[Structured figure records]
▬▬▬▬▬▬▬▬▬▬

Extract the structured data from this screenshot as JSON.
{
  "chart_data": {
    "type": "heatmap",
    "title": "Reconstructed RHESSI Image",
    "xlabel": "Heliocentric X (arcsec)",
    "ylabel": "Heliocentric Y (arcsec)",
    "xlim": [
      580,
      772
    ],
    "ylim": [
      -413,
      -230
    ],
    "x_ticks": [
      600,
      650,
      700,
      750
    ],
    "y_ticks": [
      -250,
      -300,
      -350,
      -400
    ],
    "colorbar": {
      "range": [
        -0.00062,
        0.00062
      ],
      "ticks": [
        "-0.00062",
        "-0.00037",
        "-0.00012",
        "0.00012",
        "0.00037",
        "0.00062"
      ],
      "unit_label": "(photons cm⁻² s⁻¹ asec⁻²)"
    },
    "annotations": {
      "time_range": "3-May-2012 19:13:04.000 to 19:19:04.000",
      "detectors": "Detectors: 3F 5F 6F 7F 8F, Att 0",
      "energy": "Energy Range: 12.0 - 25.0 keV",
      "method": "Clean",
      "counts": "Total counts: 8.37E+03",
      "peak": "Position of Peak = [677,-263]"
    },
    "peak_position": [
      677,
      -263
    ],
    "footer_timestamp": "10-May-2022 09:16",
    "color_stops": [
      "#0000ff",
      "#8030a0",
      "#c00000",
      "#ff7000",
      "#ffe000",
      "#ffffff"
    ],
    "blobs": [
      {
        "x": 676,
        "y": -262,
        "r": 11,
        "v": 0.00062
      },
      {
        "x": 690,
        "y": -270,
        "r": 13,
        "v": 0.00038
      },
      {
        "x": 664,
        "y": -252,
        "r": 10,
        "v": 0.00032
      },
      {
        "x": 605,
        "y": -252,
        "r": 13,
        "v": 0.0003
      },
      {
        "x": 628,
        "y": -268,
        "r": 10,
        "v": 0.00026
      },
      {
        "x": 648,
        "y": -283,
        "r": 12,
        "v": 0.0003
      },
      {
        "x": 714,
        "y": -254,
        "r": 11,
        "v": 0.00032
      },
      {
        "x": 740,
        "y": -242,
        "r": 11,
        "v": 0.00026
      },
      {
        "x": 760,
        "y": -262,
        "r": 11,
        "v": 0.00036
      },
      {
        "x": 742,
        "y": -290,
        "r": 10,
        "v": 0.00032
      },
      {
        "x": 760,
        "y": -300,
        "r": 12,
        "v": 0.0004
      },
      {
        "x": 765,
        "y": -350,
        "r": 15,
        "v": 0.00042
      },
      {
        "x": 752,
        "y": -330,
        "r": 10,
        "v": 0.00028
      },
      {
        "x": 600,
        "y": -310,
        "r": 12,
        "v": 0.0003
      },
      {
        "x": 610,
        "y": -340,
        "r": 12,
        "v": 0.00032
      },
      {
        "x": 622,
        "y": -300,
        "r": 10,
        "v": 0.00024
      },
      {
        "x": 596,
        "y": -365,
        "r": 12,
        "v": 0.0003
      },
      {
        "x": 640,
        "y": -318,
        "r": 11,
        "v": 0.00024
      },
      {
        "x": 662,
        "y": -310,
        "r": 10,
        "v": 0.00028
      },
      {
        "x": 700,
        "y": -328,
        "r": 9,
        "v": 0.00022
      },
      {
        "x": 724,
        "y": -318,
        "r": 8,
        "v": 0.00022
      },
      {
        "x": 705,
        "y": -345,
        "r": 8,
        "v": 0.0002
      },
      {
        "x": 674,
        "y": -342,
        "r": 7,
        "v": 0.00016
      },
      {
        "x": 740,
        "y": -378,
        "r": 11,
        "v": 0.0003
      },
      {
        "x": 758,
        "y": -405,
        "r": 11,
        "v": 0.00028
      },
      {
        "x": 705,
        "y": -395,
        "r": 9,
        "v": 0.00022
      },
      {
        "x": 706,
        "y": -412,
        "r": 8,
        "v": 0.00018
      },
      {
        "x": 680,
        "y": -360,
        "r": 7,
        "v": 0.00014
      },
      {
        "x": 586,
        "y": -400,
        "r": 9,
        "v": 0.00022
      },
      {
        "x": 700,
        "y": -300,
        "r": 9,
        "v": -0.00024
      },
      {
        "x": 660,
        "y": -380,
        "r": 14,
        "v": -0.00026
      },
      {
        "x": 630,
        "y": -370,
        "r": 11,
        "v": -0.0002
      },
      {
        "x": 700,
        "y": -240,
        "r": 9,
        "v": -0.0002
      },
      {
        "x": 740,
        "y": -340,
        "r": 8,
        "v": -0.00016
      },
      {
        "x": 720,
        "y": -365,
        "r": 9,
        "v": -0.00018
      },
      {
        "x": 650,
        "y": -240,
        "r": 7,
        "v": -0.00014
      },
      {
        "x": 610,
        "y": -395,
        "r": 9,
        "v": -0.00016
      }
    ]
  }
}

▬▬▬▬▬▬▬▬▬▬

* _What you have to do_: Pick out and copy every line that contains the word "arcsec".

* _Reply to the task_:
    "xlabel": "Heliocentric X (arcsec)",
    "ylabel": "Heliocentric Y (arcsec)",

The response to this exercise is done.